Exercise details
Go through the records and extract every line with the word "Number".

Excerpts from a figure dataset
#####
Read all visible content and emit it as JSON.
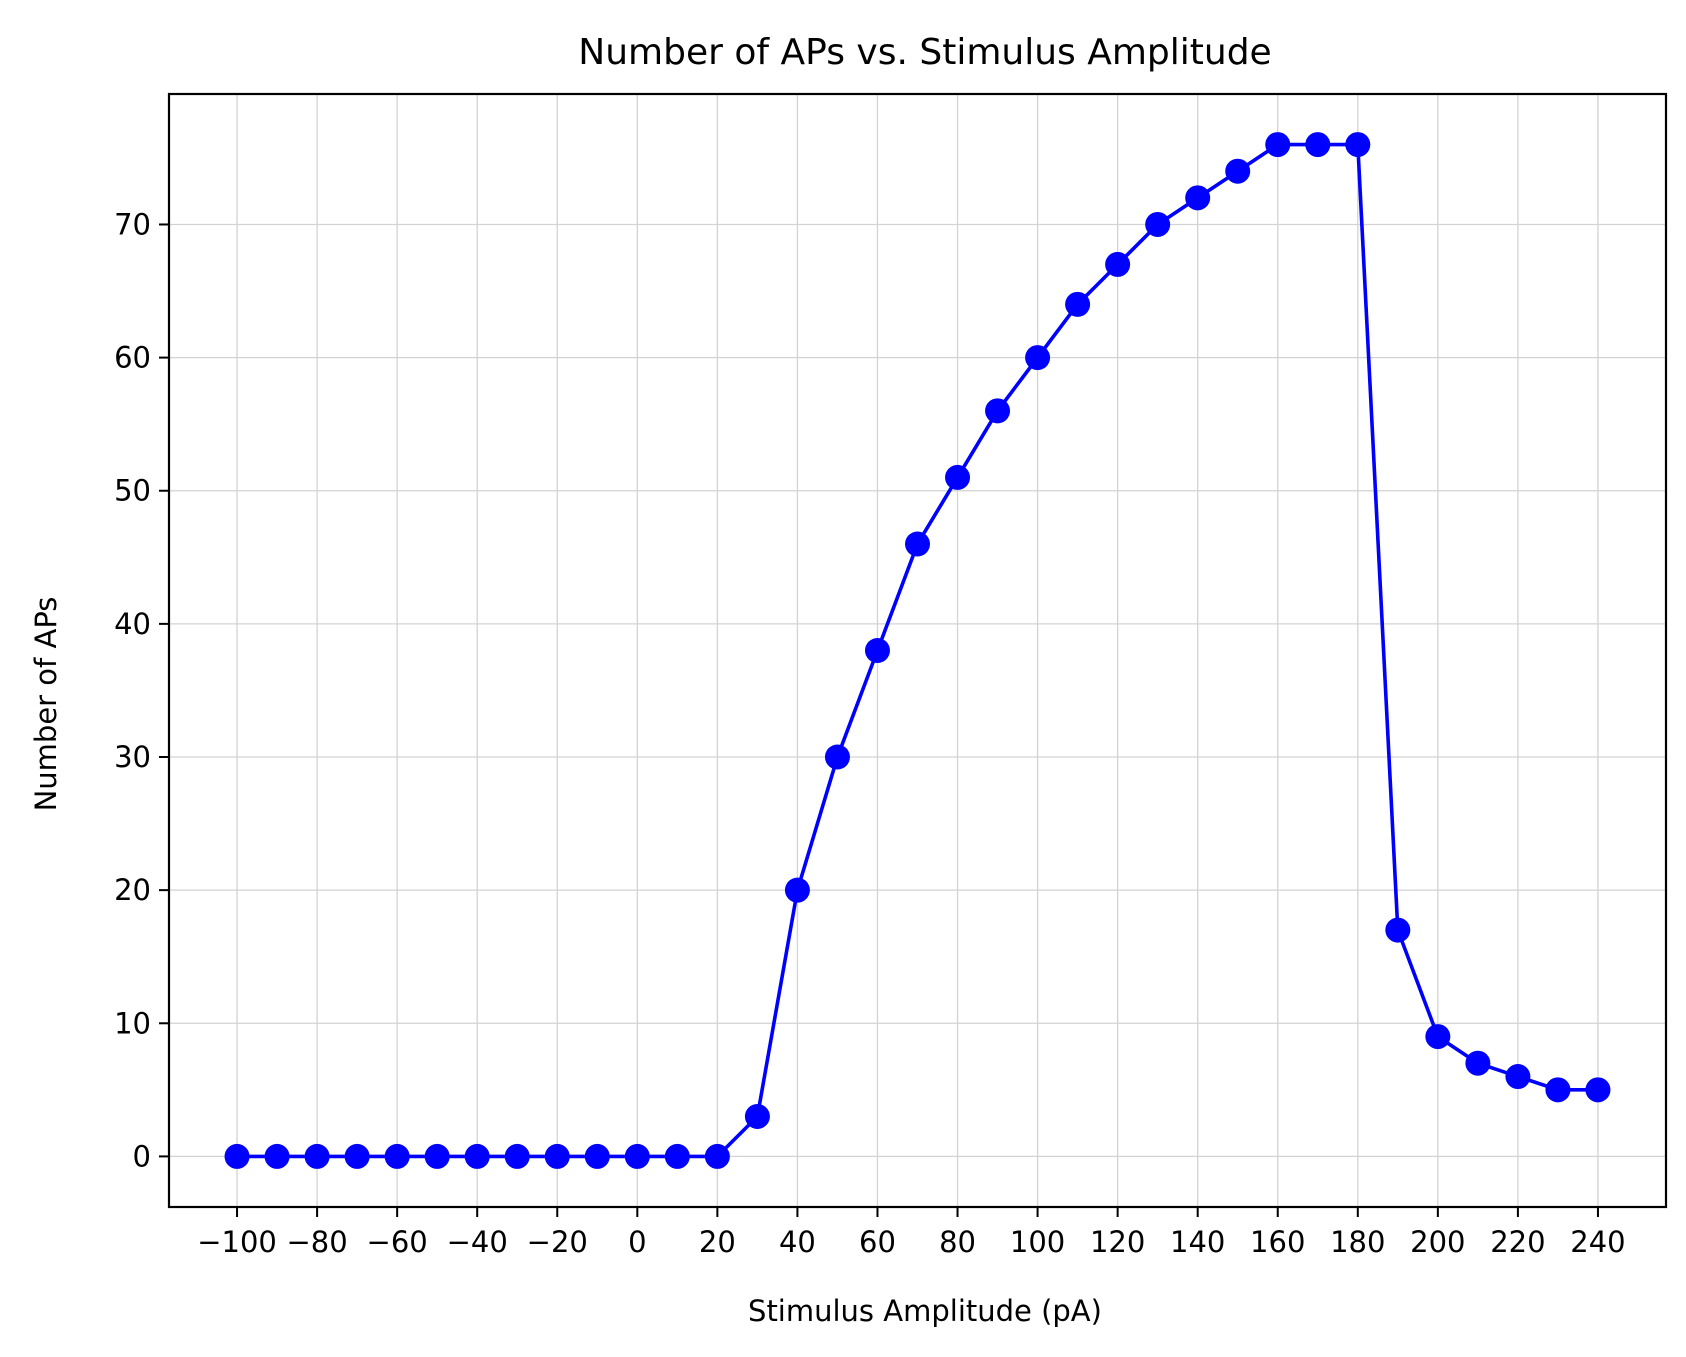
{
  "chart_data": {
    "type": "line",
    "title": "Number of APs vs. Stimulus Amplitude",
    "xlabel": "Stimulus Amplitude (pA)",
    "ylabel": "Number of APs",
    "xlim": [
      -117,
      257
    ],
    "ylim": [
      -3.8,
      79.8
    ],
    "xticks": [
      -100,
      -80,
      -60,
      -40,
      -20,
      0,
      20,
      40,
      60,
      80,
      100,
      120,
      140,
      160,
      180,
      200,
      220,
      240
    ],
    "xtick_labels": [
      "−100",
      "−80",
      "−60",
      "−40",
      "−20",
      "0",
      "20",
      "40",
      "60",
      "80",
      "100",
      "120",
      "140",
      "160",
      "180",
      "200",
      "220",
      "240"
    ],
    "yticks": [
      0,
      10,
      20,
      30,
      40,
      50,
      60,
      70
    ],
    "ytick_labels": [
      "0",
      "10",
      "20",
      "30",
      "40",
      "50",
      "60",
      "70"
    ],
    "grid": true,
    "series": [
      {
        "color": "#0000ff",
        "marker": "circle",
        "x": [
          -100,
          -90,
          -80,
          -70,
          -60,
          -50,
          -40,
          -30,
          -20,
          -10,
          0,
          10,
          20,
          30,
          40,
          50,
          60,
          70,
          80,
          90,
          100,
          110,
          120,
          130,
          140,
          150,
          160,
          170,
          180,
          190,
          200,
          210,
          220,
          230,
          240
        ],
        "y": [
          0,
          0,
          0,
          0,
          0,
          0,
          0,
          0,
          0,
          0,
          0,
          0,
          0,
          3,
          20,
          30,
          38,
          46,
          51,
          56,
          60,
          64,
          67,
          70,
          72,
          74,
          76,
          76,
          76,
          17,
          9,
          7,
          6,
          5,
          5
        ]
      }
    ]
  }
}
#####
The result
    "title": "Number of APs vs. Stimulus Amplitude",
    "ylabel": "Number of APs",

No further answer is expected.